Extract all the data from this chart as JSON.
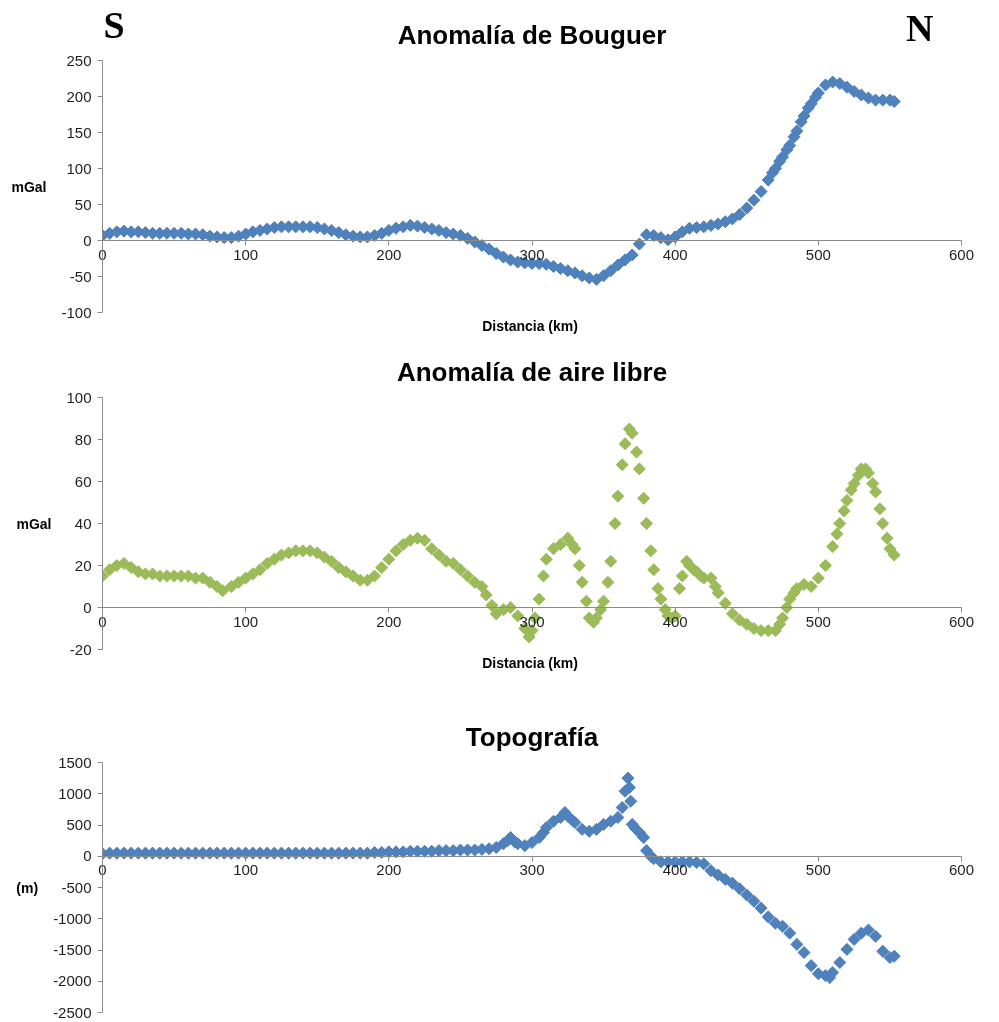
{
  "chart_data": [
    {
      "type": "scatter",
      "title": "Anomalía de Bouguer",
      "xlabel": "Distancia  (km)",
      "ylabel": "mGal",
      "annotations": [
        "S",
        "N"
      ],
      "marker": "diamond",
      "xlim": [
        0,
        600
      ],
      "xticks": [
        0,
        100,
        200,
        300,
        400,
        500,
        600
      ],
      "ylim": [
        -100,
        250
      ],
      "yticks": [
        -100,
        -50,
        0,
        50,
        100,
        150,
        200,
        250
      ],
      "x": [
        0,
        5,
        10,
        15,
        20,
        25,
        30,
        35,
        40,
        45,
        50,
        55,
        60,
        65,
        70,
        75,
        80,
        85,
        90,
        95,
        100,
        105,
        110,
        115,
        120,
        125,
        130,
        135,
        140,
        145,
        150,
        155,
        160,
        165,
        170,
        175,
        180,
        185,
        190,
        195,
        200,
        205,
        210,
        215,
        220,
        225,
        230,
        235,
        240,
        245,
        250,
        255,
        260,
        265,
        270,
        275,
        280,
        285,
        290,
        295,
        300,
        305,
        310,
        315,
        320,
        325,
        330,
        335,
        340,
        345,
        350,
        355,
        360,
        365,
        370,
        375,
        380,
        385,
        390,
        395,
        400,
        405,
        410,
        415,
        420,
        425,
        430,
        435,
        440,
        445,
        450,
        455,
        460,
        465,
        468,
        470,
        473,
        475,
        478,
        480,
        483,
        485,
        488,
        490,
        493,
        495,
        498,
        500,
        505,
        510,
        515,
        520,
        525,
        530,
        535,
        540,
        545,
        550,
        553
      ],
      "series": [
        {
          "color": "#4f81bd",
          "values": [
            7,
            10,
            12,
            13,
            12,
            12,
            11,
            10,
            10,
            10,
            10,
            10,
            9,
            9,
            8,
            6,
            5,
            4,
            4,
            6,
            9,
            12,
            14,
            16,
            18,
            19,
            19,
            19,
            19,
            19,
            18,
            16,
            14,
            11,
            8,
            6,
            5,
            5,
            7,
            10,
            14,
            17,
            19,
            21,
            20,
            18,
            16,
            14,
            11,
            9,
            7,
            3,
            -2,
            -7,
            -12,
            -18,
            -23,
            -27,
            -30,
            -31,
            -32,
            -32,
            -33,
            -36,
            -39,
            -42,
            -45,
            -49,
            -52,
            -54,
            -49,
            -42,
            -34,
            -27,
            -20,
            -5,
            8,
            7,
            4,
            1,
            5,
            12,
            17,
            18,
            19,
            21,
            23,
            26,
            30,
            36,
            45,
            56,
            68,
            84,
            94,
            100,
            110,
            116,
            126,
            132,
            144,
            152,
            165,
            173,
            184,
            190,
            199,
            205,
            216,
            220,
            218,
            213,
            207,
            202,
            198,
            195,
            195,
            195,
            193
          ]
        }
      ]
    },
    {
      "type": "scatter",
      "title": "Anomalía de aire libre",
      "xlabel": "Distancia  (km)",
      "ylabel": "mGal",
      "marker": "diamond",
      "xlim": [
        0,
        600
      ],
      "xticks": [
        0,
        100,
        200,
        300,
        400,
        500,
        600
      ],
      "ylim": [
        -20,
        100
      ],
      "yticks": [
        -20,
        0,
        20,
        40,
        60,
        80,
        100
      ],
      "x": [
        0,
        5,
        10,
        15,
        20,
        25,
        30,
        35,
        40,
        45,
        50,
        55,
        60,
        65,
        70,
        75,
        80,
        84,
        90,
        95,
        100,
        105,
        110,
        115,
        120,
        125,
        130,
        135,
        140,
        145,
        150,
        155,
        160,
        165,
        170,
        175,
        180,
        185,
        190,
        195,
        200,
        205,
        210,
        215,
        220,
        225,
        230,
        235,
        240,
        245,
        250,
        255,
        260,
        265,
        268,
        272,
        275,
        280,
        285,
        290,
        295,
        298,
        300,
        302,
        305,
        308,
        310,
        315,
        320,
        325,
        328,
        330,
        333,
        335,
        338,
        340,
        343,
        345,
        348,
        350,
        353,
        355,
        358,
        360,
        363,
        365,
        368,
        370,
        373,
        375,
        378,
        380,
        383,
        385,
        388,
        390,
        393,
        395,
        398,
        400,
        403,
        405,
        408,
        410,
        413,
        415,
        418,
        420,
        425,
        428,
        430,
        435,
        440,
        445,
        450,
        455,
        460,
        465,
        470,
        473,
        475,
        478,
        480,
        483,
        485,
        490,
        495,
        500,
        505,
        510,
        513,
        515,
        518,
        520,
        523,
        525,
        528,
        530,
        533,
        535,
        538,
        540,
        543,
        545,
        548,
        550,
        553
      ],
      "series": [
        {
          "color": "#9bbb59",
          "values": [
            15,
            18,
            20,
            21,
            19,
            17,
            16,
            16,
            15,
            15,
            15,
            15,
            15,
            14,
            14,
            12,
            10,
            8,
            10,
            12,
            14,
            16,
            18,
            21,
            23,
            25,
            26,
            27,
            27,
            27,
            26,
            24,
            22,
            19,
            17,
            15,
            13,
            13,
            15,
            19,
            23,
            27,
            30,
            32,
            33,
            32,
            28,
            25,
            22,
            21,
            18,
            15,
            12,
            10,
            6,
            1,
            -3,
            -1,
            0,
            -4,
            -10,
            -14,
            -11,
            -5,
            4,
            15,
            23,
            28,
            30,
            33,
            30,
            28,
            20,
            12,
            3,
            -5,
            -7,
            -5,
            -1,
            3,
            12,
            22,
            40,
            53,
            68,
            78,
            85,
            83,
            74,
            66,
            52,
            40,
            27,
            18,
            9,
            4,
            -1,
            -4,
            -5,
            -4,
            9,
            15,
            22,
            20,
            18,
            17,
            15,
            14,
            14,
            10,
            7,
            2,
            -3,
            -6,
            -8,
            -10,
            -11,
            -11,
            -11,
            -8,
            -5,
            0,
            4,
            7,
            9,
            11,
            10,
            14,
            20,
            29,
            35,
            40,
            46,
            51,
            56,
            59,
            63,
            66,
            66,
            64,
            59,
            55,
            47,
            40,
            33,
            28,
            25
          ]
        }
      ]
    },
    {
      "type": "scatter",
      "title": "Topografía",
      "ylabel": "(m)",
      "marker": "diamond",
      "xlim": [
        0,
        600
      ],
      "xticks": [
        0,
        100,
        200,
        300,
        400,
        500,
        600
      ],
      "ylim": [
        -2500,
        1500
      ],
      "yticks": [
        -2500,
        -2000,
        -1500,
        -1000,
        -500,
        0,
        500,
        1000,
        1500
      ],
      "x": [
        0,
        5,
        10,
        15,
        20,
        25,
        30,
        35,
        40,
        45,
        50,
        55,
        60,
        65,
        70,
        75,
        80,
        85,
        90,
        95,
        100,
        105,
        110,
        115,
        120,
        125,
        130,
        135,
        140,
        145,
        150,
        155,
        160,
        165,
        170,
        175,
        180,
        185,
        190,
        195,
        200,
        205,
        210,
        215,
        220,
        225,
        230,
        235,
        240,
        245,
        250,
        255,
        260,
        265,
        270,
        275,
        280,
        283,
        285,
        288,
        290,
        295,
        300,
        305,
        308,
        310,
        315,
        320,
        323,
        325,
        328,
        330,
        335,
        340,
        345,
        350,
        355,
        360,
        363,
        365,
        367,
        368,
        369,
        370,
        372,
        375,
        378,
        380,
        383,
        385,
        390,
        395,
        400,
        405,
        410,
        415,
        420,
        425,
        430,
        435,
        440,
        445,
        450,
        455,
        460,
        465,
        470,
        475,
        480,
        485,
        490,
        495,
        500,
        505,
        508,
        510,
        515,
        520,
        525,
        530,
        535,
        540,
        545,
        550,
        553
      ],
      "series": [
        {
          "color": "#4f81bd",
          "values": [
            40,
            50,
            50,
            50,
            50,
            50,
            50,
            50,
            50,
            50,
            50,
            50,
            50,
            50,
            50,
            50,
            50,
            50,
            50,
            50,
            50,
            50,
            50,
            50,
            50,
            50,
            50,
            50,
            50,
            50,
            50,
            50,
            50,
            50,
            50,
            50,
            50,
            50,
            60,
            60,
            70,
            70,
            70,
            80,
            80,
            80,
            80,
            90,
            90,
            90,
            100,
            100,
            100,
            110,
            120,
            140,
            200,
            250,
            300,
            230,
            200,
            170,
            220,
            300,
            380,
            460,
            560,
            620,
            700,
            640,
            580,
            540,
            430,
            400,
            430,
            510,
            560,
            620,
            780,
            1040,
            1250,
            1100,
            880,
            510,
            450,
            380,
            300,
            90,
            0,
            -40,
            -90,
            -90,
            -90,
            -90,
            -90,
            -100,
            -120,
            -230,
            -300,
            -370,
            -430,
            -520,
            -620,
            -720,
            -830,
            -970,
            -1070,
            -1120,
            -1230,
            -1410,
            -1540,
            -1750,
            -1880,
            -1910,
            -1940,
            -1860,
            -1700,
            -1490,
            -1330,
            -1230,
            -1180,
            -1280,
            -1520,
            -1620,
            -1600
          ]
        }
      ]
    }
  ]
}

_Brief_
Copy each line that contains the word "title".

_The output_
      "title": "Anomalía de Bouguer",
      "title": "Anomalía de aire libre",
      "title": "Topografía",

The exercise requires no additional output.